> _CHALLENGE_:
Retype the material below. Keep every word exactly as it is.

Dataset excerpts:
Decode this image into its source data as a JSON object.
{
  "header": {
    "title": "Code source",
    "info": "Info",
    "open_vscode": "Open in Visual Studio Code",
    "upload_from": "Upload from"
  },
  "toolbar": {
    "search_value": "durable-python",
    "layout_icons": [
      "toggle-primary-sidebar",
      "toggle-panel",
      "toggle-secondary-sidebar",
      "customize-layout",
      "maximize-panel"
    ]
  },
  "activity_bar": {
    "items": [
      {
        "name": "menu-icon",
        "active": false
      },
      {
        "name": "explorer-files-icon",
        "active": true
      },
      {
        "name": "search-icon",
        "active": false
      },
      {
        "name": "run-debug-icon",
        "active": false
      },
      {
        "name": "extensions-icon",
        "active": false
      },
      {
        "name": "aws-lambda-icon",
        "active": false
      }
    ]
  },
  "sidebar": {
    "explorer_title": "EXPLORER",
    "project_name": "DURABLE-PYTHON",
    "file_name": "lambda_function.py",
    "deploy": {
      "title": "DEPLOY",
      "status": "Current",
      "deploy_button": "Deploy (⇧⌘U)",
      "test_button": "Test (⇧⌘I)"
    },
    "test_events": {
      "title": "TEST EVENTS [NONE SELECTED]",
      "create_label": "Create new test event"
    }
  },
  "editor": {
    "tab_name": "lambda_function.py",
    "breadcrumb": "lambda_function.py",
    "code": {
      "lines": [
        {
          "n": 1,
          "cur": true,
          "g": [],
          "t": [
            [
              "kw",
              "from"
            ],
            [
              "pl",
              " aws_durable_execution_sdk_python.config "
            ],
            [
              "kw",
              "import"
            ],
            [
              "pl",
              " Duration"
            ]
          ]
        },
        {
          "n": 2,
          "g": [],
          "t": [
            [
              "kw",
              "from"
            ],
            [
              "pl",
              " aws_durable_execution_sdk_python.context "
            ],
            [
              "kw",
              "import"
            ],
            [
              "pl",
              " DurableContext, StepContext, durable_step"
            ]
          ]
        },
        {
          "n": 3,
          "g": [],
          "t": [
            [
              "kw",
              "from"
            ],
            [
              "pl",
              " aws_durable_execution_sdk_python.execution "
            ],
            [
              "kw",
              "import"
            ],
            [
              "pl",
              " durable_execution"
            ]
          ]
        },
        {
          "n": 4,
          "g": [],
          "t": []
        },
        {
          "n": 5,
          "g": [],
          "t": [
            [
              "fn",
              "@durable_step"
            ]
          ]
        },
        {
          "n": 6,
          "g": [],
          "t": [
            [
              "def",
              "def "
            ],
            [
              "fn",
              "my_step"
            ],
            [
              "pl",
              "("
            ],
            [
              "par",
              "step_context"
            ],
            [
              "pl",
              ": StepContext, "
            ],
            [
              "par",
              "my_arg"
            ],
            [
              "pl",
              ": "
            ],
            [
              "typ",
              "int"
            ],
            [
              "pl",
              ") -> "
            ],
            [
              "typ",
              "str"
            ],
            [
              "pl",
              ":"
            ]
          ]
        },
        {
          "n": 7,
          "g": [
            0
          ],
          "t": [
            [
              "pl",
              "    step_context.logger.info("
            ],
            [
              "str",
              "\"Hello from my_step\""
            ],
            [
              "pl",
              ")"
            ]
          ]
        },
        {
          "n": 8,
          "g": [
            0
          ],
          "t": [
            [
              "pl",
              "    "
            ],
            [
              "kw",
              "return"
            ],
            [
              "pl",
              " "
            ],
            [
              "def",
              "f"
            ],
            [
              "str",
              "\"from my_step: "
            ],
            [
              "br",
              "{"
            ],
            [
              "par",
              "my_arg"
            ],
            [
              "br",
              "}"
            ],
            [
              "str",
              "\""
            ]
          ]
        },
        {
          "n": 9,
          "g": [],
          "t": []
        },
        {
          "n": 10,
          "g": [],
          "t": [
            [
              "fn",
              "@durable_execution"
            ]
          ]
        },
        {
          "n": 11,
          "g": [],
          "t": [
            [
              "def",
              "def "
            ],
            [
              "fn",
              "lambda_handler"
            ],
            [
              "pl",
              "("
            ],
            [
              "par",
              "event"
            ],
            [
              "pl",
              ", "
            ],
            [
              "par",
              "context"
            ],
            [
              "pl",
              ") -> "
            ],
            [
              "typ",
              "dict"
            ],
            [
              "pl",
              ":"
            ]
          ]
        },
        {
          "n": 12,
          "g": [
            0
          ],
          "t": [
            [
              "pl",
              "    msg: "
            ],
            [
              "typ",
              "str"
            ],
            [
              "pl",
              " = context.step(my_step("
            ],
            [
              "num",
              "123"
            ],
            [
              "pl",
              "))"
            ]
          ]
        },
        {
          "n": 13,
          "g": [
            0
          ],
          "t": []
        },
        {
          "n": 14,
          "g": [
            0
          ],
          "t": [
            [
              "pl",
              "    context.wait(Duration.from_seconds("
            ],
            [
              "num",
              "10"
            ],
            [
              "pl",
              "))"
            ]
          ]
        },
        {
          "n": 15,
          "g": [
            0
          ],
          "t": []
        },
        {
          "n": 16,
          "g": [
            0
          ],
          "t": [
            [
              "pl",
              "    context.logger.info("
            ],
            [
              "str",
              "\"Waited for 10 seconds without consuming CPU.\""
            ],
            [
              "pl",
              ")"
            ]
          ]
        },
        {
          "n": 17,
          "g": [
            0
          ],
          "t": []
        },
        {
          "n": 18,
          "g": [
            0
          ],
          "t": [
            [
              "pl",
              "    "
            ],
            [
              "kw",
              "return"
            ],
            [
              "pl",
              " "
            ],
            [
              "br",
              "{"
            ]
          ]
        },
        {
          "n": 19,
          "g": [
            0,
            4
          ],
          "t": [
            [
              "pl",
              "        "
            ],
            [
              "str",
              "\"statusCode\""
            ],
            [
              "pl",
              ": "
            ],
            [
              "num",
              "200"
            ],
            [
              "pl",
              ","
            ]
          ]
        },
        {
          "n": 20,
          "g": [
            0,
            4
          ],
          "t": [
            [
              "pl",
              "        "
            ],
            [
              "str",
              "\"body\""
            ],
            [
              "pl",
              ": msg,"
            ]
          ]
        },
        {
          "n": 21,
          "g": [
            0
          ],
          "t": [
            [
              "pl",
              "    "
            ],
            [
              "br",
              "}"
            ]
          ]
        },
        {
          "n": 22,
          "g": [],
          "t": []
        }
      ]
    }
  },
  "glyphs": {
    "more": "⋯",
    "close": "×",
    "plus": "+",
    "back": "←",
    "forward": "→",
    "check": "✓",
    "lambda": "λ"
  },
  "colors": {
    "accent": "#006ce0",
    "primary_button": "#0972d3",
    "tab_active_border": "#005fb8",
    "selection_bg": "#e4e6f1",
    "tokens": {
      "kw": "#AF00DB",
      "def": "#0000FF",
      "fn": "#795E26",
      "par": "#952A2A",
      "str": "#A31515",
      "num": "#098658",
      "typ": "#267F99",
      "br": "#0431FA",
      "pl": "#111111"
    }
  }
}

> _RESULT_:
Decode this image into its source data as a JSON object.
{
  "header": {
    "title": "Code source",
    "info": "Info",
    "open_vscode": "Open in Visual Studio Code",
    "upload_from": "Upload from"
  },
  "toolbar": {
    "search_value": "durable-python",
    "layout_icons": [
      "toggle-primary-sidebar",
      "toggle-panel",
      "toggle-secondary-sidebar",
      "customize-layout",
      "maximize-panel"
    ]
  },
  "activity_bar": {
    "items": [
      {
        "name": "menu-icon",
        "active": false
      },
      {
        "name": "explorer-files-icon",
        "active": true
      },
      {
        "name": "search-icon",
        "active": false
      },
      {
        "name": "run-debug-icon",
        "active": false
      },
      {
        "name": "extensions-icon",
        "active": false
      },
      {
        "name": "aws-lambda-icon",
        "active": false
      }
    ]
  },
  "sidebar": {
    "explorer_title": "EXPLORER",
    "project_name": "DURABLE-PYTHON",
    "file_name": "lambda_function.py",
    "deploy": {
      "title": "DEPLOY",
      "status": "Current",
      "deploy_button": "Deploy (⇧⌘U)",
      "test_button": "Test (⇧⌘I)"
    },
    "test_events": {
      "title": "TEST EVENTS [NONE SELECTED]",
      "create_label": "Create new test event"
    }
  },
  "editor": {
    "tab_name": "lambda_function.py",
    "breadcrumb": "lambda_function.py",
    "code": {
      "lines": [
        {
          "n": 1,
          "cur": true,
          "g": [],
          "t": [
            [
              "kw",
              "from"
            ],
            [
              "pl",
              " aws_durable_execution_sdk_python.config "
            ],
            [
              "kw",
              "import"
            ],
            [
              "pl",
              " Duration"
            ]
          ]
        },
        {
          "n": 2,
          "g": [],
          "t": [
            [
              "kw",
              "from"
            ],
            [
              "pl",
              " aws_durable_execution_sdk_python.context "
            ],
            [
              "kw",
              "import"
            ],
            [
              "pl",
              " DurableContext, StepContext, durable_step"
            ]
          ]
        },
        {
          "n": 3,
          "g": [],
          "t": [
            [
              "kw",
              "from"
            ],
            [
              "pl",
              " aws_durable_execution_sdk_python.execution "
            ],
            [
              "kw",
              "import"
            ],
            [
              "pl",
              " durable_execution"
            ]
          ]
        },
        {
          "n": 4,
          "g": [],
          "t": []
        },
        {
          "n": 5,
          "g": [],
          "t": [
            [
              "fn",
              "@durable_step"
            ]
          ]
        },
        {
          "n": 6,
          "g": [],
          "t": [
            [
              "def",
              "def "
            ],
            [
              "fn",
              "my_step"
            ],
            [
              "pl",
              "("
            ],
            [
              "par",
              "step_context"
            ],
            [
              "pl",
              ": StepContext, "
            ],
            [
              "par",
              "my_arg"
            ],
            [
              "pl",
              ": "
            ],
            [
              "typ",
              "int"
            ],
            [
              "pl",
              ") -> "
            ],
            [
              "typ",
              "str"
            ],
            [
              "pl",
              ":"
            ]
          ]
        },
        {
          "n": 7,
          "g": [
            0
          ],
          "t": [
            [
              "pl",
              "    step_context.logger.info("
            ],
            [
              "str",
              "\"Hello from my_step\""
            ],
            [
              "pl",
              ")"
            ]
          ]
        },
        {
          "n": 8,
          "g": [
            0
          ],
          "t": [
            [
              "pl",
              "    "
            ],
            [
              "kw",
              "return"
            ],
            [
              "pl",
              " "
            ],
            [
              "def",
              "f"
            ],
            [
              "str",
              "\"from my_step: "
            ],
            [
              "br",
              "{"
            ],
            [
              "par",
              "my_arg"
            ],
            [
              "br",
              "}"
            ],
            [
              "str",
              "\""
            ]
          ]
        },
        {
          "n": 9,
          "g": [],
          "t": []
        },
        {
          "n": 10,
          "g": [],
          "t": [
            [
              "fn",
              "@durable_execution"
            ]
          ]
        },
        {
          "n": 11,
          "g": [],
          "t": [
            [
              "def",
              "def "
            ],
            [
              "fn",
              "lambda_handler"
            ],
            [
              "pl",
              "("
            ],
            [
              "par",
              "event"
            ],
            [
              "pl",
              ", "
            ],
            [
              "par",
              "context"
            ],
            [
              "pl",
              ") -> "
            ],
            [
              "typ",
              "dict"
            ],
            [
              "pl",
              ":"
            ]
          ]
        },
        {
          "n": 12,
          "g": [
            0
          ],
          "t": [
            [
              "pl",
              "    msg: "
            ],
            [
              "typ",
              "str"
            ],
            [
              "pl",
              " = context.step(my_step("
            ],
            [
              "num",
              "123"
            ],
            [
              "pl",
              "))"
            ]
          ]
        },
        {
          "n": 13,
          "g": [
            0
          ],
          "t": []
        },
        {
          "n": 14,
          "g": [
            0
          ],
          "t": [
            [
              "pl",
              "    context.wait(Duration.from_seconds("
            ],
            [
              "num",
              "10"
            ],
            [
              "pl",
              "))"
            ]
          ]
        },
        {
          "n": 15,
          "g": [
            0
          ],
          "t": []
        },
        {
          "n": 16,
          "g": [
            0
          ],
          "t": [
            [
              "pl",
              "    context.logger.info("
            ],
            [
              "str",
              "\"Waited for 10 seconds without consuming CPU.\""
            ],
            [
              "pl",
              ")"
            ]
          ]
        },
        {
          "n": 17,
          "g": [
            0
          ],
          "t": []
        },
        {
          "n": 18,
          "g": [
            0
          ],
          "t": [
            [
              "pl",
              "    "
            ],
            [
              "kw",
              "return"
            ],
            [
              "pl",
              " "
            ],
            [
              "br",
              "{"
            ]
          ]
        },
        {
          "n": 19,
          "g": [
            0,
            4
          ],
          "t": [
            [
              "pl",
              "        "
            ],
            [
              "str",
              "\"statusCode\""
            ],
            [
              "pl",
              ": "
            ],
            [
              "num",
              "200"
            ],
            [
              "pl",
              ","
            ]
          ]
        },
        {
          "n": 20,
          "g": [
            0,
            4
          ],
          "t": [
            [
              "pl",
              "        "
            ],
            [
              "str",
              "\"body\""
            ],
            [
              "pl",
              ": msg,"
            ]
          ]
        },
        {
          "n": 21,
          "g": [
            0
          ],
          "t": [
            [
              "pl",
              "    "
            ],
            [
              "br",
              "}"
            ]
          ]
        },
        {
          "n": 22,
          "g": [],
          "t": []
        }
      ]
    }
  },
  "glyphs": {
    "more": "⋯",
    "close": "×",
    "plus": "+",
    "back": "←",
    "forward": "→",
    "check": "✓",
    "lambda": "λ"
  },
  "colors": {
    "accent": "#006ce0",
    "primary_button": "#0972d3",
    "tab_active_border": "#005fb8",
    "selection_bg": "#e4e6f1",
    "tokens": {
      "kw": "#AF00DB",
      "def": "#0000FF",
      "fn": "#795E26",
      "par": "#952A2A",
      "str": "#A31515",
      "num": "#098658",
      "typ": "#267F99",
      "br": "#0431FA",
      "pl": "#111111"
    }
  }
}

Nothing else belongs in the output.